SET PROBLEM:
Find each line with the word "Mathematics" and copy it.

SUPPLIED MATERIAL:
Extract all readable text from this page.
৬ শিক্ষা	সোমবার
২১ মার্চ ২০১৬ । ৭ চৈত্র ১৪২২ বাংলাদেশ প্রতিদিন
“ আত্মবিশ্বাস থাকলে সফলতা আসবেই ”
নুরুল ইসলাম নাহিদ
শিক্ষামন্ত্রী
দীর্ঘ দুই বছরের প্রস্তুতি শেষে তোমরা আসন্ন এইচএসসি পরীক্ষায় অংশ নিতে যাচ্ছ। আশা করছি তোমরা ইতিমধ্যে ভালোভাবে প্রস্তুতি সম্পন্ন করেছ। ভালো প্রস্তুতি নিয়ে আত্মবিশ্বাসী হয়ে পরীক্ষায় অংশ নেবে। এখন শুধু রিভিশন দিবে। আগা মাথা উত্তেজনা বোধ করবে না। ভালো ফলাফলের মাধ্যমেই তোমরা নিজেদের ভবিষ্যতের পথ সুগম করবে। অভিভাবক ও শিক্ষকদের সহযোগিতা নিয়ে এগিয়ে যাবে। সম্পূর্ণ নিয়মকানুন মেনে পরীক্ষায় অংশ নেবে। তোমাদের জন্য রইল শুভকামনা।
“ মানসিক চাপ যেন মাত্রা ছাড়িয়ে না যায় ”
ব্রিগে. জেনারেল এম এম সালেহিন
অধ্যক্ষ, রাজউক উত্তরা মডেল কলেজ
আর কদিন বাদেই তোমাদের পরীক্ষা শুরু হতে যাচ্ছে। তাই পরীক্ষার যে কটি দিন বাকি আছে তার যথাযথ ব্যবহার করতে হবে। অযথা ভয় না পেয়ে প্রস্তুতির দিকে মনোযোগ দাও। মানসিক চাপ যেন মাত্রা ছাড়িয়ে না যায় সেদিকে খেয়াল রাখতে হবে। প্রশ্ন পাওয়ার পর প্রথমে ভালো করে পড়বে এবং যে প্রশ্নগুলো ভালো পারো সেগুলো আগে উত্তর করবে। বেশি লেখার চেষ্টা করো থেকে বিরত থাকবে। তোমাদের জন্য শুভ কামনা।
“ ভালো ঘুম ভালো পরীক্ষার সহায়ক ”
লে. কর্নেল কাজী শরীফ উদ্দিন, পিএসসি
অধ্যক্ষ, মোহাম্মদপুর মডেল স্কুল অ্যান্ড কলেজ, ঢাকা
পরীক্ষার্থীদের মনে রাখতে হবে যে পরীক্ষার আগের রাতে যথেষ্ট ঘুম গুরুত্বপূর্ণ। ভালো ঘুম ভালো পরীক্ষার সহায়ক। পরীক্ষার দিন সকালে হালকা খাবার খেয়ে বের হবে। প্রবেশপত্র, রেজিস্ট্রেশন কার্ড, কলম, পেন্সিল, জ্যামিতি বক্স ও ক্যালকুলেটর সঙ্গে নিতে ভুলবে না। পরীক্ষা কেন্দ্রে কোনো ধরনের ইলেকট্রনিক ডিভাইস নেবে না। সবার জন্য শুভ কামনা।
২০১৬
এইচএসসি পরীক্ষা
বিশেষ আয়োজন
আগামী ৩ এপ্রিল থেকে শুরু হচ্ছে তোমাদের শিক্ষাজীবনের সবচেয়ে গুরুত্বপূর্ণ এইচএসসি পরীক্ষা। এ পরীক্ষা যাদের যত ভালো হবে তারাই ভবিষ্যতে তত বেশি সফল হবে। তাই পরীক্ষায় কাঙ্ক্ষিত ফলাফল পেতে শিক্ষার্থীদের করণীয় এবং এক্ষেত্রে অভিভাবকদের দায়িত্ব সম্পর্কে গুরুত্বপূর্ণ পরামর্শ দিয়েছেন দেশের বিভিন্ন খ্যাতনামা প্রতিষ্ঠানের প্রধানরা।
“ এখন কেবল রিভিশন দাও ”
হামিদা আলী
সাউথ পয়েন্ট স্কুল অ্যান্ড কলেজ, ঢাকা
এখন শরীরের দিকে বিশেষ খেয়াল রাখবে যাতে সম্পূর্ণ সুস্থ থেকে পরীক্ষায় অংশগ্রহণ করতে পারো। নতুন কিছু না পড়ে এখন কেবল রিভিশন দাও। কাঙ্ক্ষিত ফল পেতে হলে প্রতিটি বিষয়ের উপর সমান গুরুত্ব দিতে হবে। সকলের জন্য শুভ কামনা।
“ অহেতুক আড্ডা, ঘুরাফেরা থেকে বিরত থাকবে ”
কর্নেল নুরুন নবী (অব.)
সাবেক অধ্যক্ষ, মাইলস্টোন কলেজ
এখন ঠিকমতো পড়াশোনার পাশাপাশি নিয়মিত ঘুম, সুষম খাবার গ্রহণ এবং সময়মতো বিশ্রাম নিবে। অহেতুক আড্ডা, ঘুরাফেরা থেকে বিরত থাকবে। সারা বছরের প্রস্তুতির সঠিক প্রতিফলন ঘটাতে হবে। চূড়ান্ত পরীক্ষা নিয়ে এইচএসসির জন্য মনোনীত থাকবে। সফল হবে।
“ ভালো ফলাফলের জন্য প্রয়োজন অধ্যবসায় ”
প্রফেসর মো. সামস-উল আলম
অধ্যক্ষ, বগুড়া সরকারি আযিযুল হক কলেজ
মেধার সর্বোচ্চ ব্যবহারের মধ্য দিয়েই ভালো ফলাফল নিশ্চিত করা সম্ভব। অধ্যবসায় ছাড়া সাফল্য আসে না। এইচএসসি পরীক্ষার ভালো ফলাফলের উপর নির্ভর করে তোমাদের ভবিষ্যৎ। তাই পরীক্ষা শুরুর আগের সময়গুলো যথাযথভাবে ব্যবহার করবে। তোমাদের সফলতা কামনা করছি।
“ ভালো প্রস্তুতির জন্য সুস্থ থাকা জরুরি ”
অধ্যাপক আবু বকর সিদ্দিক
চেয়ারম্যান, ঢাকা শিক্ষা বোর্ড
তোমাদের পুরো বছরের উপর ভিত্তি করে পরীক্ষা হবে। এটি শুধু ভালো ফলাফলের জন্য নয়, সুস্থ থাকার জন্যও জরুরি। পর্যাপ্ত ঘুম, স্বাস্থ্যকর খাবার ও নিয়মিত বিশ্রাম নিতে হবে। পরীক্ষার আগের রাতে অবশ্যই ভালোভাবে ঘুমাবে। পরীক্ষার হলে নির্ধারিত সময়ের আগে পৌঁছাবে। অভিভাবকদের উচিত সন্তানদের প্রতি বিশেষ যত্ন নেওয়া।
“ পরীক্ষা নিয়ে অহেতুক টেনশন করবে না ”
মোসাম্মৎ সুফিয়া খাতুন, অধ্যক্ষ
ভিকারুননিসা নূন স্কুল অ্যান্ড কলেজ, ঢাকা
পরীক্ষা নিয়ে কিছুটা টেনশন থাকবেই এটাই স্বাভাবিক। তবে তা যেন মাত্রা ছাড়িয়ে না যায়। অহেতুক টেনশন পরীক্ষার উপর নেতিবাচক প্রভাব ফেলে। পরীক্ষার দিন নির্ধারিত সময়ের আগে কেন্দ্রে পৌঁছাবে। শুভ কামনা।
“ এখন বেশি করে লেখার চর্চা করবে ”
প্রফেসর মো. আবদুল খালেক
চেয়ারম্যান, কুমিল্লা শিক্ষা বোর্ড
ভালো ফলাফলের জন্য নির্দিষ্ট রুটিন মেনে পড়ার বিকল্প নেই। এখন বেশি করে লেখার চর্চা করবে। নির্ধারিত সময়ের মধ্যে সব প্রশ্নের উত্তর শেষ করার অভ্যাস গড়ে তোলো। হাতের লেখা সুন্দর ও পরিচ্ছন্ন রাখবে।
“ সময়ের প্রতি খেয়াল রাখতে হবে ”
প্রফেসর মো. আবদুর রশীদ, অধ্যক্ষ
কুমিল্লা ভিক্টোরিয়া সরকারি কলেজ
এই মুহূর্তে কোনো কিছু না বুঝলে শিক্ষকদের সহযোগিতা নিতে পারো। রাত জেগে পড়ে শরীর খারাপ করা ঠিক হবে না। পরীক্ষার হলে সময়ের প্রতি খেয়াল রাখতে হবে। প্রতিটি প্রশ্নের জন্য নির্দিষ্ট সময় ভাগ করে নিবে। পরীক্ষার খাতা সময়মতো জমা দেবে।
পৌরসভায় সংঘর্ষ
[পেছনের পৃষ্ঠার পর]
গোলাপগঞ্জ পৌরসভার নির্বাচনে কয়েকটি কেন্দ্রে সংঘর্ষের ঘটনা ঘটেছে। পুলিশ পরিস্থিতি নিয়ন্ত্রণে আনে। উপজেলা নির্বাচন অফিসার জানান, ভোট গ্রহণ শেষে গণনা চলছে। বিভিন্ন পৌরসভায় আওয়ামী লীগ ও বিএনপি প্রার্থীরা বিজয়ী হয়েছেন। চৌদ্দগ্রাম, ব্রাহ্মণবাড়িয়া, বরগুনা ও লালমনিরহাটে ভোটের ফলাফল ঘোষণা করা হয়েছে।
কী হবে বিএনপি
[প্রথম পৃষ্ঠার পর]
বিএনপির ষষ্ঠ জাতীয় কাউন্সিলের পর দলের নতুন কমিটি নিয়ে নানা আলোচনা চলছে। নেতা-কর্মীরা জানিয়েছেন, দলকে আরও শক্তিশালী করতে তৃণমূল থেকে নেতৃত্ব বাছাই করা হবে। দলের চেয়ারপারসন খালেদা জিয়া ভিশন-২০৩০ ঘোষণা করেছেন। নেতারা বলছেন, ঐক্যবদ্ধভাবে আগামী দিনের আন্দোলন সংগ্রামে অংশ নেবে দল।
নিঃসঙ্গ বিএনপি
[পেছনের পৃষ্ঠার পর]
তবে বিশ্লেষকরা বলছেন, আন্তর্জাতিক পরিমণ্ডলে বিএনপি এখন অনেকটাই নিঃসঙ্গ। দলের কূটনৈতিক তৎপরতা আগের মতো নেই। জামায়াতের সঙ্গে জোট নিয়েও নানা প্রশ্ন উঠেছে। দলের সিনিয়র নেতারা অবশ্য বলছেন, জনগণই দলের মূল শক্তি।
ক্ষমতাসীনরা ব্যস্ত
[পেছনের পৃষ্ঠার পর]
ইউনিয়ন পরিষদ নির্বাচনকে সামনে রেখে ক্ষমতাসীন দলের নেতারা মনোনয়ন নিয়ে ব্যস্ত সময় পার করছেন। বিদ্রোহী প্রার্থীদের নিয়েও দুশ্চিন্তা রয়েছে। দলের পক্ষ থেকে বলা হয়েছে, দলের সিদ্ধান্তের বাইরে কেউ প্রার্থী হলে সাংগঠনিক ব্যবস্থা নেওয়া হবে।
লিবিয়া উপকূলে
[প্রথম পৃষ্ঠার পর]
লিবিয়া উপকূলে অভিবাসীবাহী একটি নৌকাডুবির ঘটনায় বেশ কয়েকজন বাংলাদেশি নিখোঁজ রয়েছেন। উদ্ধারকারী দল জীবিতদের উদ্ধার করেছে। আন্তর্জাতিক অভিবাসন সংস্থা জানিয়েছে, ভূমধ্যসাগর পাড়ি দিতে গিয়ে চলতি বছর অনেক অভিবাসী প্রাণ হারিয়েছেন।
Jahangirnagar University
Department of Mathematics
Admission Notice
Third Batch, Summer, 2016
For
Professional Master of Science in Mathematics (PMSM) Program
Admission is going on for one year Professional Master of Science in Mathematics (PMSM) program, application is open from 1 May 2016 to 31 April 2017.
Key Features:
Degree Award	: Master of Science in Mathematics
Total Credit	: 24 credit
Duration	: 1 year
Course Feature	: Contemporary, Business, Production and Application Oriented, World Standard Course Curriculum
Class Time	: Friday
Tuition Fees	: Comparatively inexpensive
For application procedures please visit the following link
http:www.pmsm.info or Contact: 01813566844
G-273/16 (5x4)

CORRECT RESPONSE:
Department of Mathematics
Professional Master of Science in Mathematics (PMSM) Program
Admission is going on for one year Professional Master of Science in Mathematics (PMSM) program, application is open from 1 May 2016 to 31 April 2017.
Degree Award	: Master of Science in Mathematics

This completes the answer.